# The request
Set the listing down again in full, word for word, with the pictures left out.

--

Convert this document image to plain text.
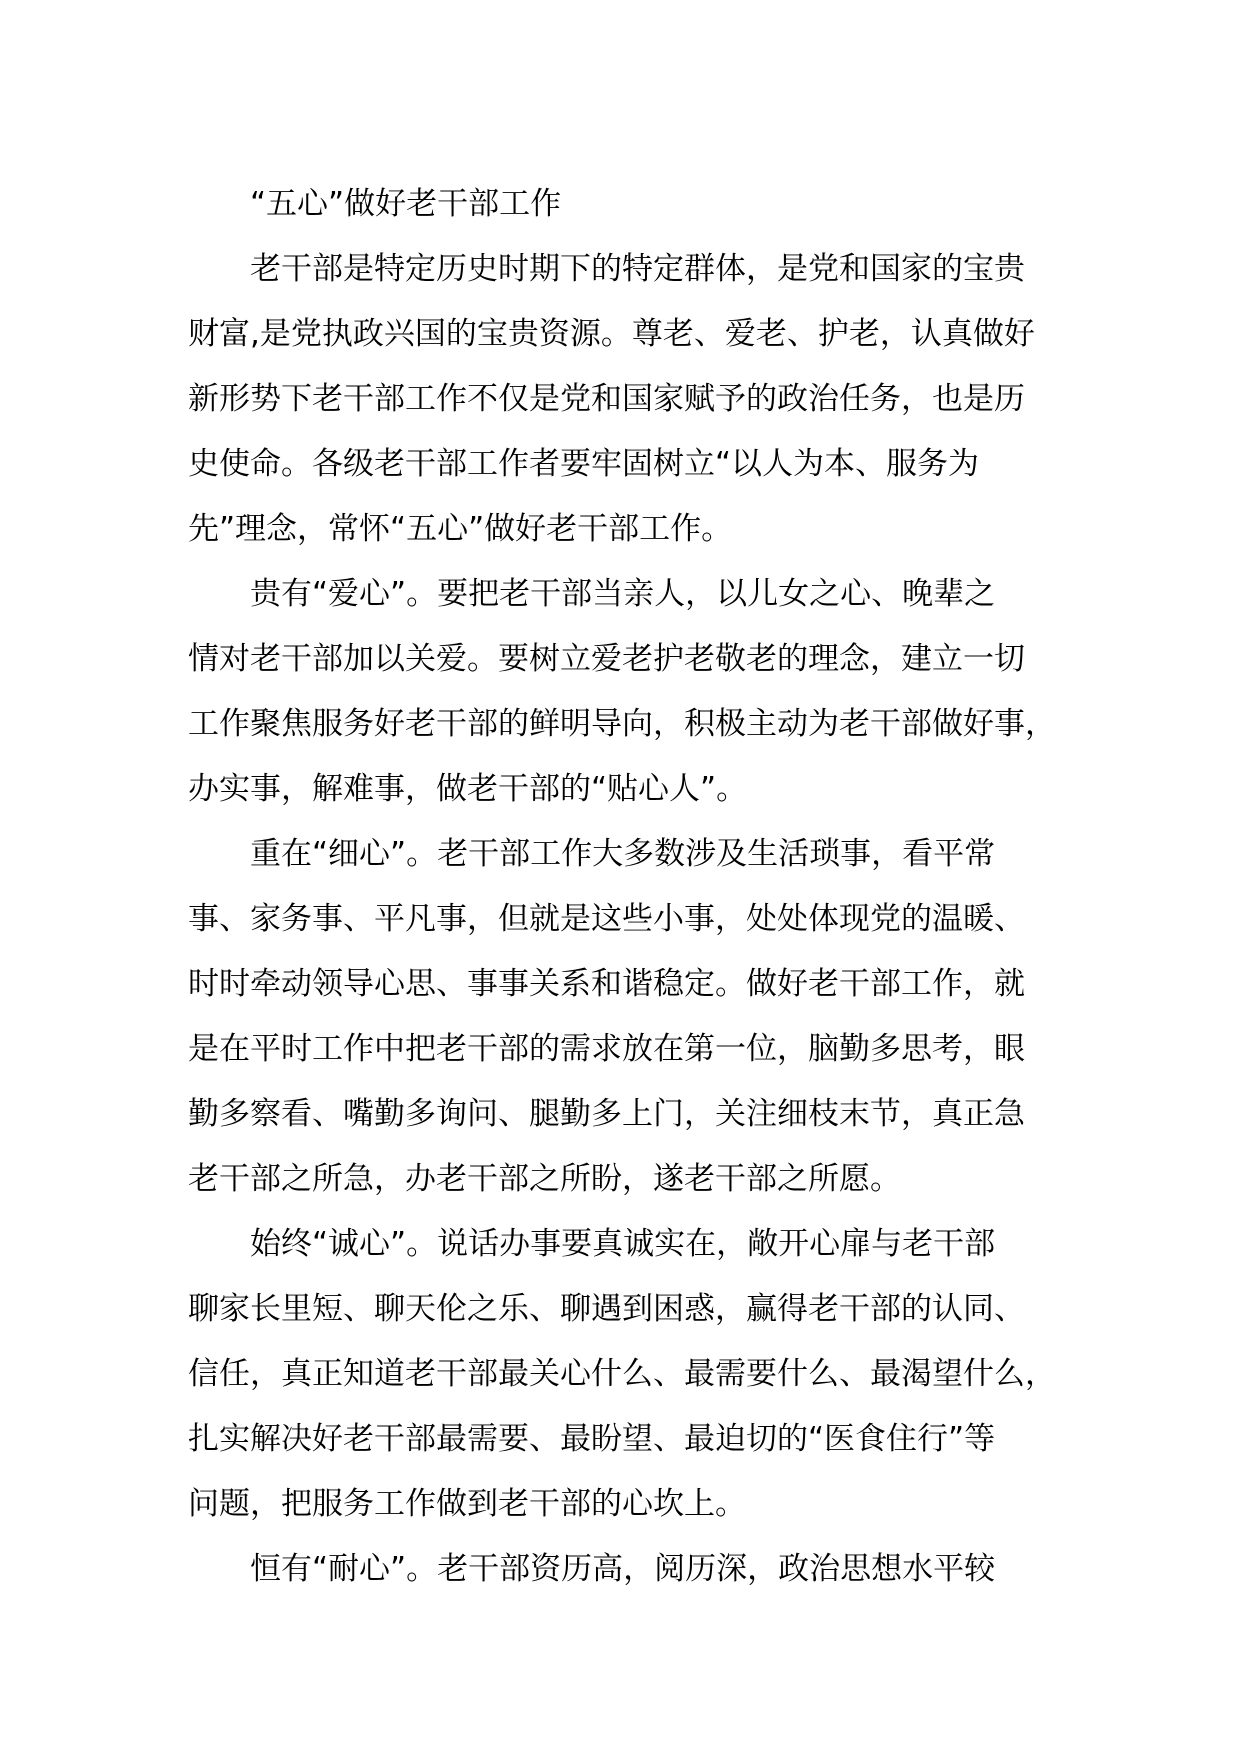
“五心”做好老干部工作
老干部是特定历史时期下的特定群体，是党和国家的宝贵
财富,是党执政兴国的宝贵资源。尊老、爱老、护老，认真做好
新形势下老干部工作不仅是党和国家赋予的政治任务，也是历
史使命。各级老干部工作者要牢固树立“以人为本、服务为
先”理念，常怀“五心”做好老干部工作。
贵有“爱心”。要把老干部当亲人，以儿女之心、晚辈之
情对老干部加以关爱。要树立爱老护老敬老的理念，建立一切
工作聚焦服务好老干部的鲜明导向，积极主动为老干部做好事，
办实事，解难事，做老干部的“贴心人”。
重在“细心”。老干部工作大多数涉及生活琐事，看平常
事、家务事、平凡事，但就是这些小事，处处体现党的温暖、
时时牵动领导心思、事事关系和谐稳定。做好老干部工作，就
是在平时工作中把老干部的需求放在第一位，脑勤多思考，眼
勤多察看、嘴勤多询问、腿勤多上门，关注细枝末节，真正急
老干部之所急，办老干部之所盼，遂老干部之所愿。
始终“诚心”。说话办事要真诚实在，敞开心扉与老干部
聊家长里短、聊天伦之乐、聊遇到困惑，赢得老干部的认同、
信任，真正知道老干部最关心什么、最需要什么、最渴望什么，
扎实解决好老干部最需要、最盼望、最迫切的“医食住行”等
问题，把服务工作做到老干部的心坎上。
恒有“耐心”。老干部资历高，阅历深，政治思想水平较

--

# Final result
Convert this document image to plain text.
“五心”做好老干部工作
老干部是特定历史时期下的特定群体，是党和国家的宝贵
财富,是党执政兴国的宝贵资源。尊老、爱老、护老，认真做好
新形势下老干部工作不仅是党和国家赋予的政治任务，也是历
史使命。各级老干部工作者要牢固树立“以人为本、服务为
先”理念，常怀“五心”做好老干部工作。
贵有“爱心”。要把老干部当亲人，以儿女之心、晚辈之
情对老干部加以关爱。要树立爱老护老敬老的理念，建立一切
工作聚焦服务好老干部的鲜明导向，积极主动为老干部做好事，
办实事，解难事，做老干部的“贴心人”。
重在“细心”。老干部工作大多数涉及生活琐事，看平常
事、家务事、平凡事，但就是这些小事，处处体现党的温暖、
时时牵动领导心思、事事关系和谐稳定。做好老干部工作，就
是在平时工作中把老干部的需求放在第一位，脑勤多思考，眼
勤多察看、嘴勤多询问、腿勤多上门，关注细枝末节，真正急
老干部之所急，办老干部之所盼，遂老干部之所愿。
始终“诚心”。说话办事要真诚实在，敞开心扉与老干部
聊家长里短、聊天伦之乐、聊遇到困惑，赢得老干部的认同、
信任，真正知道老干部最关心什么、最需要什么、最渴望什么，
扎实解决好老干部最需要、最盼望、最迫切的“医食住行”等
问题，把服务工作做到老干部的心坎上。
恒有“耐心”。老干部资历高，阅历深，政治思想水平较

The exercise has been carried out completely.